# [Description of the task]
Only the number is wanted: count the lines that include the word "Vjekoslav".

# [Data for this exercise]
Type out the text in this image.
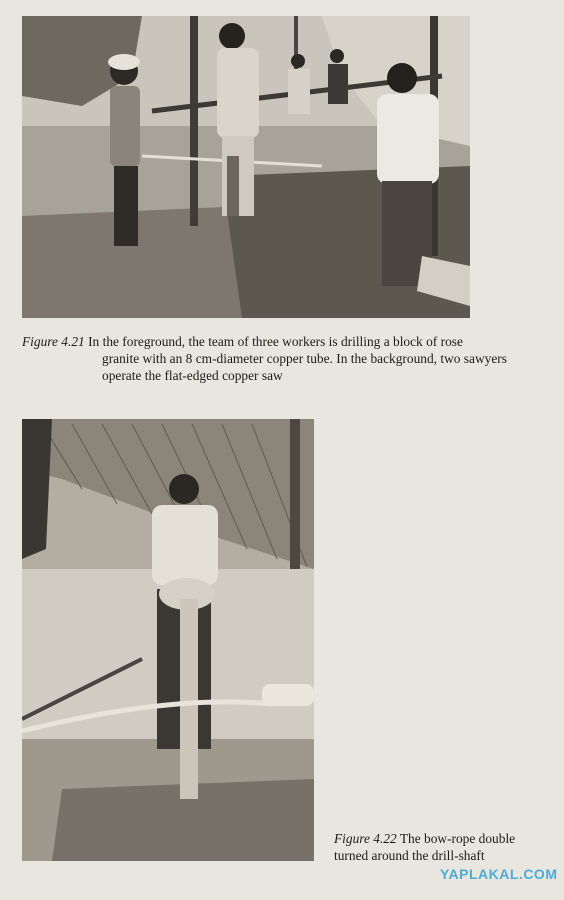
Figure 4.21 In the foreground, the team of three workers is drilling a block of rose
granite with an 8 cm-diameter copper tube. In the background, two sawyers
operate the flat-edged copper saw
Figure 4.22 The bow-rope double
turned around the drill-shaft
YAPLAKAL.COM
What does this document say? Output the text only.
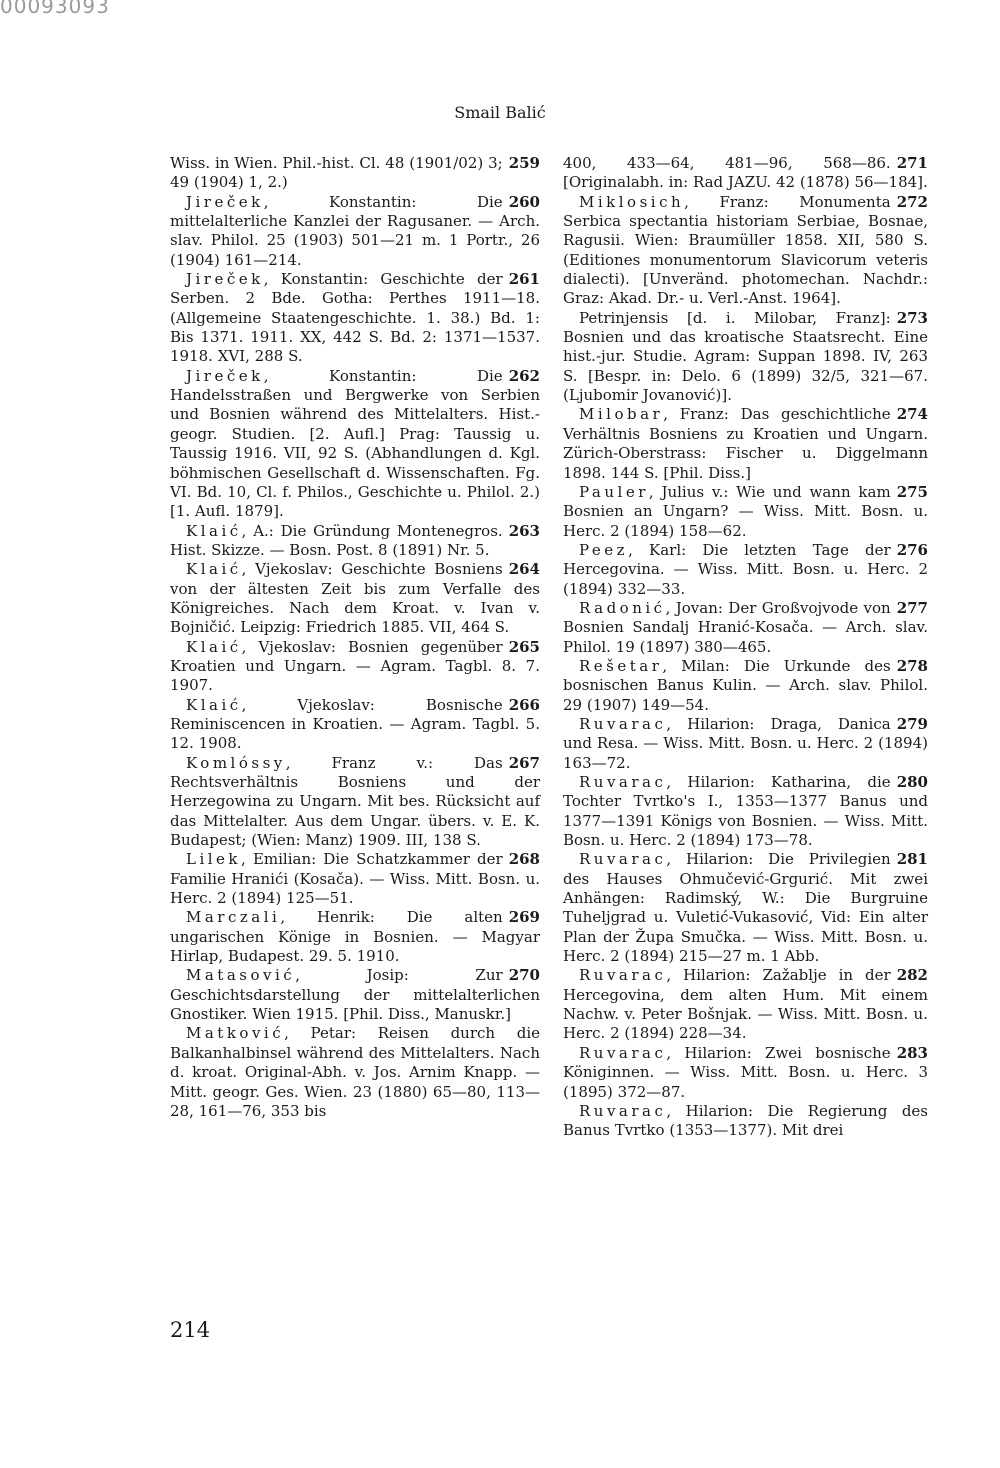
00093093
Smail Balić

259
Wiss. in Wien. Phil.-hist. Cl. 48 (1901/02) 3; 49 (1904) 1, 2.)

260
Jireček, Konstantin: Die mittelalterliche Kanzlei der Ragusaner. — Arch. slav. Philol. 25 (1903) 501—21 m. 1 Portr., 26 (1904) 161—214.

261
Jireček, Konstantin: Geschichte der Serben. 2 Bde. Gotha: Perthes 1911—18. (Allgemeine Staatengeschichte. 1. 38.) Bd. 1: Bis 1371. 1911. XX, 442 S. Bd. 2: 1371—1537. 1918. XVI, 288 S.

262
Jireček, Konstantin: Die Handelsstraßen und Bergwerke von Serbien und Bosnien während des Mittelalters. Hist.-geogr. Studien. [2. Aufl.] Prag: Taussig u. Taussig 1916. VII, 92 S. (Abhandlungen d. Kgl. böhmischen Gesellschaft d. Wissenschaften. Fg. VI. Bd. 10, Cl. f. Philos., Geschichte u. Philol. 2.) [1. Aufl. 1879].

263
Klaić, A.: Die Gründung Montenegros. Hist. Skizze. — Bosn. Post. 8 (1891) Nr. 5.

264
Klaić, Vjekoslav: Geschichte Bosniens von der ältesten Zeit bis zum Verfalle des Königreiches. Nach dem Kroat. v. Ivan v. Bojničić. Leipzig: Friedrich 1885. VII, 464 S.

265
Klaić, Vjekoslav: Bosnien gegenüber Kroatien und Ungarn. — Agram. Tagbl. 8. 7. 1907.

266
Klaić, Vjekoslav: Bosnische Reminiscencen in Kroatien. — Agram. Tagbl. 5. 12. 1908.

267
Komlóssy, Franz v.: Das Rechtsverhältnis Bosniens und der Herzegowina zu Ungarn. Mit bes. Rücksicht auf das Mittelalter. Aus dem Ungar. übers. v. E. K. Budapest; (Wien: Manz) 1909. III, 138 S.

268
Lilek, Emilian: Die Schatzkammer der Familie Hranići (Kosača). — Wiss. Mitt. Bosn. u. Herc. 2 (1894) 125—51.

269
Marczali, Henrik: Die alten ungarischen Könige in Bosnien. — Magyar Hirlap, Budapest. 29. 5. 1910.

270
Matasović, Josip: Zur Geschichtsdarstellung der mittelalterlichen Gnostiker. Wien 1915. [Phil. Diss., Manuskr.]

Matković, Petar: Reisen durch die Balkanhalbinsel während des Mittelalters. Nach d. kroat. Original-Abh. v. Jos. Arnim Knapp. — Mitt. geogr. Ges. Wien. 23 (1880) 65—80, 113—28, 161—76, 353 bis

271
400, 433—64, 481—96, 568—86. [Originalabh. in: Rad JAZU. 42 (1878) 56—184].

272
Miklosich, Franz: Monumenta Serbica spectantia historiam Serbiae, Bosnae, Ragusii. Wien: Braumüller 1858. XII, 580 S. (Editiones monumentorum Slavicorum veteris dialecti). [Unveränd. photomechan. Nachdr.: Graz: Akad. Dr.- u. Verl.-Anst. 1964].

273
Petrinjensis [d. i. Milobar, Franz]: Bosnien und das kroatische Staatsrecht. Eine hist.-jur. Studie. Agram: Suppan 1898. IV, 263 S. [Bespr. in: Delo. 6 (1899) 32/5, 321—67. (Ljubomir Jovanović)].

274
Milobar, Franz: Das geschichtliche Verhältnis Bosniens zu Kroatien und Ungarn. Zürich-Oberstrass: Fischer u. Diggelmann 1898. 144 S. [Phil. Diss.]

275
Pauler, Julius v.: Wie und wann kam Bosnien an Ungarn? — Wiss. Mitt. Bosn. u. Herc. 2 (1894) 158—62.

276
Peez, Karl: Die letzten Tage der Hercegovina. — Wiss. Mitt. Bosn. u. Herc. 2 (1894) 332—33.

277
Radonić, Jovan: Der Großvojvode von Bosnien Sandalj Hranić-Kosača. — Arch. slav. Philol. 19 (1897) 380—465.

278
Rešetar, Milan: Die Urkunde des bosnischen Banus Kulin. — Arch. slav. Philol. 29 (1907) 149—54.

279
Ruvarac, Hilarion: Draga, Danica und Resa. — Wiss. Mitt. Bosn. u. Herc. 2 (1894) 163—72.

280
Ruvarac, Hilarion: Katharina, die Tochter Tvrtko's I., 1353—1377 Banus und 1377—1391 Königs von Bosnien. — Wiss. Mitt. Bosn. u. Herc. 2 (1894) 173—78.

281
Ruvarac, Hilarion: Die Privilegien des Hauses Ohmučević-Grgurić. Mit zwei Anhängen: Radimský, W.: Die Burgruine Tuheljgrad u. Vuletić-Vukasović, Vid: Ein alter Plan der Župa Smučka. — Wiss. Mitt. Bosn. u. Herc. 2 (1894) 215—27 m. 1 Abb.

282
Ruvarac, Hilarion: Zažablje in der Hercegovina, dem alten Hum. Mit einem Nachw. v. Peter Bošnjak. — Wiss. Mitt. Bosn. u. Herc. 2 (1894) 228—34.

283
Ruvarac, Hilarion: Zwei bosnische Königinnen. — Wiss. Mitt. Bosn. u. Herc. 3 (1895) 372—87.

Ruvarac, Hilarion: Die Regierung des Banus Tvrtko (1353—1377). Mit drei

214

# [Full response]
3